Problem to solve >> Every record that follows should be printed verbatim.
>> Start Given records
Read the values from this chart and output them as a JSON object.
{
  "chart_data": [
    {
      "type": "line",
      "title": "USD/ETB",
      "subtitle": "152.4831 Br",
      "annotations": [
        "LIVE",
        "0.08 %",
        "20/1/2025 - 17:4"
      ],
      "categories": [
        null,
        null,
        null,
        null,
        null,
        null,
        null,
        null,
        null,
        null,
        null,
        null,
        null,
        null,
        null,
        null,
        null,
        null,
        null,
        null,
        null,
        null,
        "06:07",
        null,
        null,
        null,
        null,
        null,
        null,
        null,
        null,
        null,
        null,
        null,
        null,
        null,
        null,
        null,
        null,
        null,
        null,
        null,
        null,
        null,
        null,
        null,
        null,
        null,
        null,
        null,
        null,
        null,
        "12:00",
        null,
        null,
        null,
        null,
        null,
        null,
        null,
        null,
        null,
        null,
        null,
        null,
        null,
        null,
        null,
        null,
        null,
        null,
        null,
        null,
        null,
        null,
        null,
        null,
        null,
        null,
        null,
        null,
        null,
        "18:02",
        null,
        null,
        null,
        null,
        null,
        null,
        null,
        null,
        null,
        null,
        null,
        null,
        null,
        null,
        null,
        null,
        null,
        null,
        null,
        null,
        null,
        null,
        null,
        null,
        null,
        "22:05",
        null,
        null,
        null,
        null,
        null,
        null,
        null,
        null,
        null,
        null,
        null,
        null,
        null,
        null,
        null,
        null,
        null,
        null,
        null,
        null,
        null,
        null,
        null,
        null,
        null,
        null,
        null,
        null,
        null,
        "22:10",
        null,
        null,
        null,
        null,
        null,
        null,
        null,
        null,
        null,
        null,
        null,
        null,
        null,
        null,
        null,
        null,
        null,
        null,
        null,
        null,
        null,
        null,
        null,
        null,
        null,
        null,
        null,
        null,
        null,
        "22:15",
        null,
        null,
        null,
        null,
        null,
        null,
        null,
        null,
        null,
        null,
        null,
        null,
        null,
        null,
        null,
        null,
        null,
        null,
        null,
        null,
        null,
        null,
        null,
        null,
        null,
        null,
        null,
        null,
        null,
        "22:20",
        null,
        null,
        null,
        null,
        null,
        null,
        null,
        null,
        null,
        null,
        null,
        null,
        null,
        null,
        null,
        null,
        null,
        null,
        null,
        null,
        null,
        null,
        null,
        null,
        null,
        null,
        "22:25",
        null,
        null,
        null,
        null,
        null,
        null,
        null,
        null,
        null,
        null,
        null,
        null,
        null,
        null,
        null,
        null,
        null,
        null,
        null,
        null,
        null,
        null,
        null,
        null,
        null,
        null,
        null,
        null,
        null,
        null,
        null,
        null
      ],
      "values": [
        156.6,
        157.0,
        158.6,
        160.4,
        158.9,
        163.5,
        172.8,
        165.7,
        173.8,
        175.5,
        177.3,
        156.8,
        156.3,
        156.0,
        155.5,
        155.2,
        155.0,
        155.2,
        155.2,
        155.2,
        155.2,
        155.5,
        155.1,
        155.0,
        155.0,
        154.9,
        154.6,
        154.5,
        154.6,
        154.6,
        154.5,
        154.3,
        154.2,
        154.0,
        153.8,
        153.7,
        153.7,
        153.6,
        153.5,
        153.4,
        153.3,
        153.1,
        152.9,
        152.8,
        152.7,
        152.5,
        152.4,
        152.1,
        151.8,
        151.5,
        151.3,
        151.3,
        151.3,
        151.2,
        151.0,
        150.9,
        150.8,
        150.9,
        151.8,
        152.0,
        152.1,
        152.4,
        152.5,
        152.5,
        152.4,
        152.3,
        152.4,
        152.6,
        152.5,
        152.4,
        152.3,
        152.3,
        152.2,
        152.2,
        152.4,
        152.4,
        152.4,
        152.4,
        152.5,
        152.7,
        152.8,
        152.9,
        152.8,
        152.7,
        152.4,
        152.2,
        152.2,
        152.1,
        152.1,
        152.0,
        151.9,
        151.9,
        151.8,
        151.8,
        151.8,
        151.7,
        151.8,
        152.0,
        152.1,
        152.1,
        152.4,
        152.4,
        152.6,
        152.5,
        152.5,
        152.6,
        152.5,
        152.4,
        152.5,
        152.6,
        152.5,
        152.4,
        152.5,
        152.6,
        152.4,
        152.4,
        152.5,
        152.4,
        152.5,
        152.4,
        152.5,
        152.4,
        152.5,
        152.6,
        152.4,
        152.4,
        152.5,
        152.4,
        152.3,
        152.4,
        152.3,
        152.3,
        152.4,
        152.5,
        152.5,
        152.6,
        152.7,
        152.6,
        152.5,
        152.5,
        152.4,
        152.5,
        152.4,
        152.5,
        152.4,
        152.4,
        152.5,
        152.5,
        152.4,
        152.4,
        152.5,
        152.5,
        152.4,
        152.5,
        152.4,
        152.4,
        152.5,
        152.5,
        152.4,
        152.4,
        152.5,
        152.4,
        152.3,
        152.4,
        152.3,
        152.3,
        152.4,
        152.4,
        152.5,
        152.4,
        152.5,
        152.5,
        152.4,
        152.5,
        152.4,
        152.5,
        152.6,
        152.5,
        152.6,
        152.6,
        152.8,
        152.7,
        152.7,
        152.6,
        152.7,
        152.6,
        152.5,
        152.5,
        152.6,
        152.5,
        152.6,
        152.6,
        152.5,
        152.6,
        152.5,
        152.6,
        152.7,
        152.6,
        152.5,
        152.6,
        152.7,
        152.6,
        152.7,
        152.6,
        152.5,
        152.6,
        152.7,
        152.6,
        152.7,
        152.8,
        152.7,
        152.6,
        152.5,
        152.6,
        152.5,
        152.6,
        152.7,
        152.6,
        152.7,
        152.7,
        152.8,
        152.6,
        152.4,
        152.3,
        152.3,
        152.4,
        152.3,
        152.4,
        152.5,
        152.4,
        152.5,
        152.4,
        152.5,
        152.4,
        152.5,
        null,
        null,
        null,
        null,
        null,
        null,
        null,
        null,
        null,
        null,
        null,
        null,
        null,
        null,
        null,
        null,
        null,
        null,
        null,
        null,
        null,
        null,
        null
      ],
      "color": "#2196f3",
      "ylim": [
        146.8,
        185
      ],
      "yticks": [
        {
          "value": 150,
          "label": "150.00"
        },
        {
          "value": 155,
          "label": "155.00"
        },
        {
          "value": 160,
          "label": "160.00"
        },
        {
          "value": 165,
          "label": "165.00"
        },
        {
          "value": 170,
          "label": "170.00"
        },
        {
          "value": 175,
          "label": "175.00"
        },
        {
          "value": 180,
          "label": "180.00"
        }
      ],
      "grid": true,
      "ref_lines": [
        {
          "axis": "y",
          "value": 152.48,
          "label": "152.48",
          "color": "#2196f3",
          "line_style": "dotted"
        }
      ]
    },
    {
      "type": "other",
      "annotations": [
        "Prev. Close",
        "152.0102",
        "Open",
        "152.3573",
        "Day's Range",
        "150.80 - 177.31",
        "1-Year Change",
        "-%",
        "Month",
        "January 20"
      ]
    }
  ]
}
>> End Given records
Result below >>
Read the values from this chart and output them as a JSON object.
{
  "chart_data": [
    {
      "type": "line",
      "title": "USD/ETB",
      "subtitle": "152.4831 Br",
      "annotations": [
        "LIVE",
        "0.08 %",
        "20/1/2025 - 17:4"
      ],
      "categories": [
        null,
        null,
        null,
        null,
        null,
        null,
        null,
        null,
        null,
        null,
        null,
        null,
        null,
        null,
        null,
        null,
        null,
        null,
        null,
        null,
        null,
        null,
        "06:07",
        null,
        null,
        null,
        null,
        null,
        null,
        null,
        null,
        null,
        null,
        null,
        null,
        null,
        null,
        null,
        null,
        null,
        null,
        null,
        null,
        null,
        null,
        null,
        null,
        null,
        null,
        null,
        null,
        null,
        "12:00",
        null,
        null,
        null,
        null,
        null,
        null,
        null,
        null,
        null,
        null,
        null,
        null,
        null,
        null,
        null,
        null,
        null,
        null,
        null,
        null,
        null,
        null,
        null,
        null,
        null,
        null,
        null,
        null,
        null,
        "18:02",
        null,
        null,
        null,
        null,
        null,
        null,
        null,
        null,
        null,
        null,
        null,
        null,
        null,
        null,
        null,
        null,
        null,
        null,
        null,
        null,
        null,
        null,
        null,
        null,
        null,
        "22:05",
        null,
        null,
        null,
        null,
        null,
        null,
        null,
        null,
        null,
        null,
        null,
        null,
        null,
        null,
        null,
        null,
        null,
        null,
        null,
        null,
        null,
        null,
        null,
        null,
        null,
        null,
        null,
        null,
        null,
        "22:10",
        null,
        null,
        null,
        null,
        null,
        null,
        null,
        null,
        null,
        null,
        null,
        null,
        null,
        null,
        null,
        null,
        null,
        null,
        null,
        null,
        null,
        null,
        null,
        null,
        null,
        null,
        null,
        null,
        null,
        "22:15",
        null,
        null,
        null,
        null,
        null,
        null,
        null,
        null,
        null,
        null,
        null,
        null,
        null,
        null,
        null,
        null,
        null,
        null,
        null,
        null,
        null,
        null,
        null,
        null,
        null,
        null,
        null,
        null,
        null,
        "22:20",
        null,
        null,
        null,
        null,
        null,
        null,
        null,
        null,
        null,
        null,
        null,
        null,
        null,
        null,
        null,
        null,
        null,
        null,
        null,
        null,
        null,
        null,
        null,
        null,
        null,
        null,
        "22:25",
        null,
        null,
        null,
        null,
        null,
        null,
        null,
        null,
        null,
        null,
        null,
        null,
        null,
        null,
        null,
        null,
        null,
        null,
        null,
        null,
        null,
        null,
        null,
        null,
        null,
        null,
        null,
        null,
        null,
        null,
        null,
        null
      ],
      "values": [
        156.6,
        157.0,
        158.6,
        160.4,
        158.9,
        163.5,
        172.8,
        165.7,
        173.8,
        175.5,
        177.3,
        156.8,
        156.3,
        156.0,
        155.5,
        155.2,
        155.0,
        155.2,
        155.2,
        155.2,
        155.2,
        155.5,
        155.1,
        155.0,
        155.0,
        154.9,
        154.6,
        154.5,
        154.6,
        154.6,
        154.5,
        154.3,
        154.2,
        154.0,
        153.8,
        153.7,
        153.7,
        153.6,
        153.5,
        153.4,
        153.3,
        153.1,
        152.9,
        152.8,
        152.7,
        152.5,
        152.4,
        152.1,
        151.8,
        151.5,
        151.3,
        151.3,
        151.3,
        151.2,
        151.0,
        150.9,
        150.8,
        150.9,
        151.8,
        152.0,
        152.1,
        152.4,
        152.5,
        152.5,
        152.4,
        152.3,
        152.4,
        152.6,
        152.5,
        152.4,
        152.3,
        152.3,
        152.2,
        152.2,
        152.4,
        152.4,
        152.4,
        152.4,
        152.5,
        152.7,
        152.8,
        152.9,
        152.8,
        152.7,
        152.4,
        152.2,
        152.2,
        152.1,
        152.1,
        152.0,
        151.9,
        151.9,
        151.8,
        151.8,
        151.8,
        151.7,
        151.8,
        152.0,
        152.1,
        152.1,
        152.4,
        152.4,
        152.6,
        152.5,
        152.5,
        152.6,
        152.5,
        152.4,
        152.5,
        152.6,
        152.5,
        152.4,
        152.5,
        152.6,
        152.4,
        152.4,
        152.5,
        152.4,
        152.5,
        152.4,
        152.5,
        152.4,
        152.5,
        152.6,
        152.4,
        152.4,
        152.5,
        152.4,
        152.3,
        152.4,
        152.3,
        152.3,
        152.4,
        152.5,
        152.5,
        152.6,
        152.7,
        152.6,
        152.5,
        152.5,
        152.4,
        152.5,
        152.4,
        152.5,
        152.4,
        152.4,
        152.5,
        152.5,
        152.4,
        152.4,
        152.5,
        152.5,
        152.4,
        152.5,
        152.4,
        152.4,
        152.5,
        152.5,
        152.4,
        152.4,
        152.5,
        152.4,
        152.3,
        152.4,
        152.3,
        152.3,
        152.4,
        152.4,
        152.5,
        152.4,
        152.5,
        152.5,
        152.4,
        152.5,
        152.4,
        152.5,
        152.6,
        152.5,
        152.6,
        152.6,
        152.8,
        152.7,
        152.7,
        152.6,
        152.7,
        152.6,
        152.5,
        152.5,
        152.6,
        152.5,
        152.6,
        152.6,
        152.5,
        152.6,
        152.5,
        152.6,
        152.7,
        152.6,
        152.5,
        152.6,
        152.7,
        152.6,
        152.7,
        152.6,
        152.5,
        152.6,
        152.7,
        152.6,
        152.7,
        152.8,
        152.7,
        152.6,
        152.5,
        152.6,
        152.5,
        152.6,
        152.7,
        152.6,
        152.7,
        152.7,
        152.8,
        152.6,
        152.4,
        152.3,
        152.3,
        152.4,
        152.3,
        152.4,
        152.5,
        152.4,
        152.5,
        152.4,
        152.5,
        152.4,
        152.5,
        null,
        null,
        null,
        null,
        null,
        null,
        null,
        null,
        null,
        null,
        null,
        null,
        null,
        null,
        null,
        null,
        null,
        null,
        null,
        null,
        null,
        null,
        null
      ],
      "color": "#2196f3",
      "ylim": [
        146.8,
        185
      ],
      "yticks": [
        {
          "value": 150,
          "label": "150.00"
        },
        {
          "value": 155,
          "label": "155.00"
        },
        {
          "value": 160,
          "label": "160.00"
        },
        {
          "value": 165,
          "label": "165.00"
        },
        {
          "value": 170,
          "label": "170.00"
        },
        {
          "value": 175,
          "label": "175.00"
        },
        {
          "value": 180,
          "label": "180.00"
        }
      ],
      "grid": true,
      "ref_lines": [
        {
          "axis": "y",
          "value": 152.48,
          "label": "152.48",
          "color": "#2196f3",
          "line_style": "dotted"
        }
      ]
    },
    {
      "type": "other",
      "annotations": [
        "Prev. Close",
        "152.0102",
        "Open",
        "152.3573",
        "Day's Range",
        "150.80 - 177.31",
        "1-Year Change",
        "-%",
        "Month",
        "January 20"
      ]
    }
  ]
}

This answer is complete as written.